DATA SHOWN
--- --- ---

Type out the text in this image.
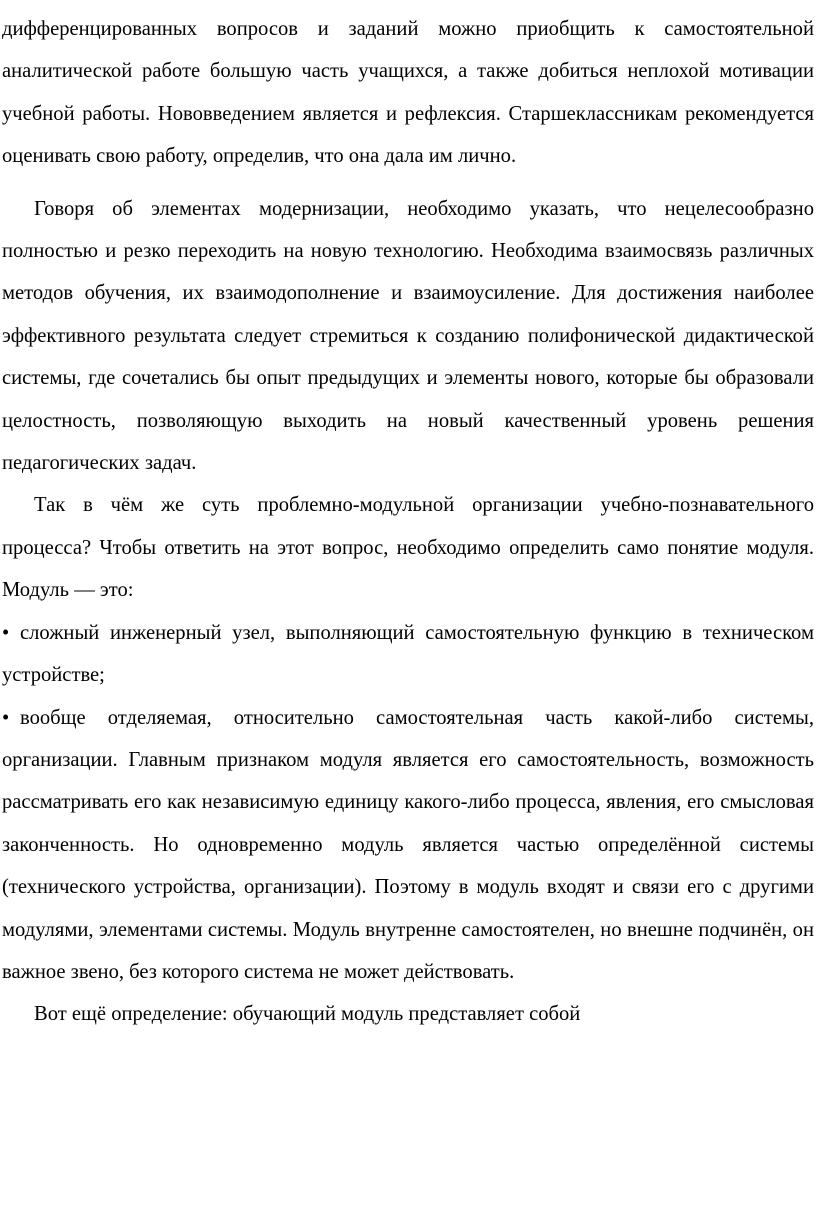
дифференцированных вопросов и заданий можно приобщить к самостоятельной аналитической работе большую часть учащихся, а также добиться неплохой мотивации учебной работы. Нововведением является и рефлексия. Старшеклассникам рекомендуется оценивать свою работу, определив, что она дала им лично.

Говоря об элементах модернизации, необходимо указать, что нецелесообразно полностью и резко переходить на новую технологию. Необходима взаимосвязь различных методов обучения, их взаимодополнение и взаимоусиление. Для достижения наиболее эффективного результата следует стремиться к созданию полифонической дидактической системы, где сочетались бы опыт предыдущих и элементы нового, которые бы образовали целостность, позволяющую выходить на новый качественный уровень решения педагогических задач.

Так в чём же суть проблемно-модульной организации учебно-познавательного процесса? Чтобы ответить на этот вопрос, необходимо определить само понятие модуля. Модуль — это:

• сложный инженерный узел, выполняющий самостоятельную функцию в техническом устройстве;
• вообще отделяемая, относительно самостоятельная часть какой-либо системы, организации. Главным признаком модуля является его самостоятельность, возможность рассматривать его как независимую единицу какого-либо процесса, явления, его смысловая законченность. Но одновременно модуль является частью определённой системы (технического устройства, организации). Поэтому в модуль входят и связи его с другими модулями, элементами системы. Модуль внутренне самостоятелен, но внешне подчинён, он важное звено, без которого система не может действовать.

Вот ещё определение: обучающий модуль представляет собой
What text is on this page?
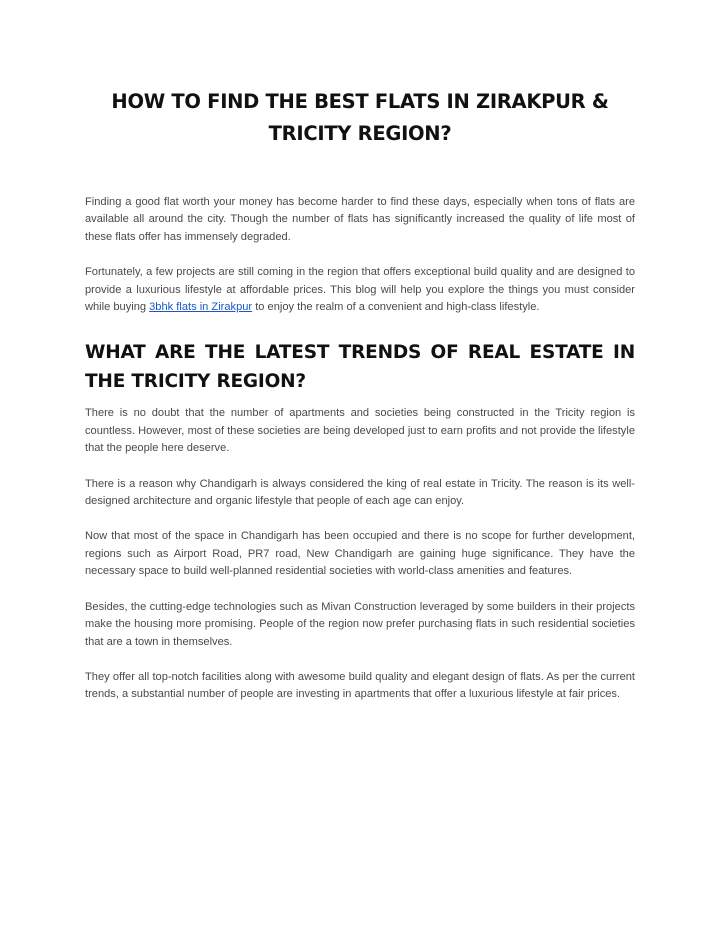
HOW TO FIND THE BEST FLATS IN ZIRAKPUR &
TRICITY REGION?

Finding a good flat worth your money has become harder to find these days, especially when tons of flats are available all around the city. Though the number of flats has significantly increased the quality of life most of these flats offer has immensely degraded.

Fortunately, a few projects are still coming in the region that offers exceptional build quality and are designed to provide a luxurious lifestyle at affordable prices. This blog will help you explore the things you must consider while buying 3bhk flats in Zirakpur to enjoy the realm of a convenient and high-class lifestyle.

WHAT ARE THE LATEST TRENDS OF REAL ESTATE IN
THE TRICITY REGION?

There is no doubt that the number of apartments and societies being constructed in the Tricity region is countless. However, most of these societies are being developed just to earn profits and not provide the lifestyle that the people here deserve.

There is a reason why Chandigarh is always considered the king of real estate in Tricity. The reason is its well-designed architecture and organic lifestyle that people of each age can enjoy.

Now that most of the space in Chandigarh has been occupied and there is no scope for further development, regions such as Airport Road, PR7 road, New Chandigarh are gaining huge significance. They have the necessary space to build well-planned residential societies with world-class amenities and features.

Besides, the cutting-edge technologies such as Mivan Construction leveraged by some builders in their projects make the housing more promising. People of the region now prefer purchasing flats in such residential societies that are a town in themselves.

They offer all top-notch facilities along with awesome build quality and elegant design of flats. As per the current trends, a substantial number of people are investing in apartments that offer a luxurious lifestyle at fair prices.
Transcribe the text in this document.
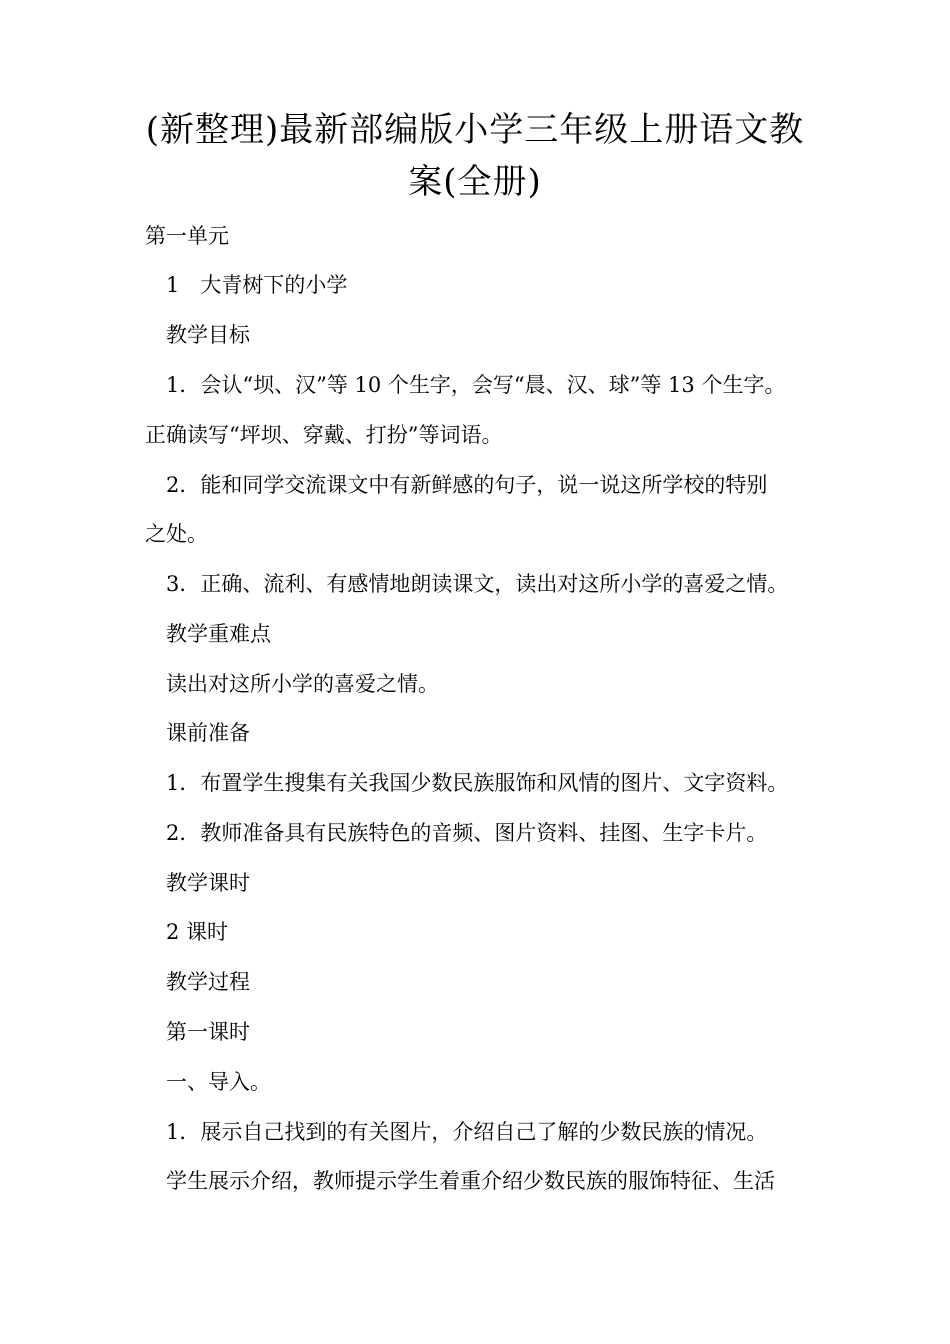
(新整理)最新部编版小学三年级上册语文教
案(全册)
第一单元
1　大青树下的小学
教学目标
1．会认“坝、汉”等 10 个生字，会写“晨、汉、球”等 13 个生字。
正确读写“坪坝、穿戴、打扮”等词语。
2．能和同学交流课文中有新鲜感的句子，说一说这所学校的特别
之处。
3．正确、流利、有感情地朗读课文，读出对这所小学的喜爱之情。
教学重难点
读出对这所小学的喜爱之情。
课前准备
1．布置学生搜集有关我国少数民族服饰和风情的图片、文字资料。
2．教师准备具有民族特色的音频、图片资料、挂图、生字卡片。
教学课时
2 课时
教学过程
第一课时
一、导入。
1．展示自己找到的有关图片，介绍自己了解的少数民族的情况。
学生展示介绍，教师提示学生着重介绍少数民族的服饰特征、生活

--- --- ---

INSTRUCTION
Scan the material and collect every line that contains "读出对这所小学的喜爱之情".

EXERCISE RESULT
3．正确、流利、有感情地朗读课文，读出对这所小学的喜爱之情。
读出对这所小学的喜爱之情。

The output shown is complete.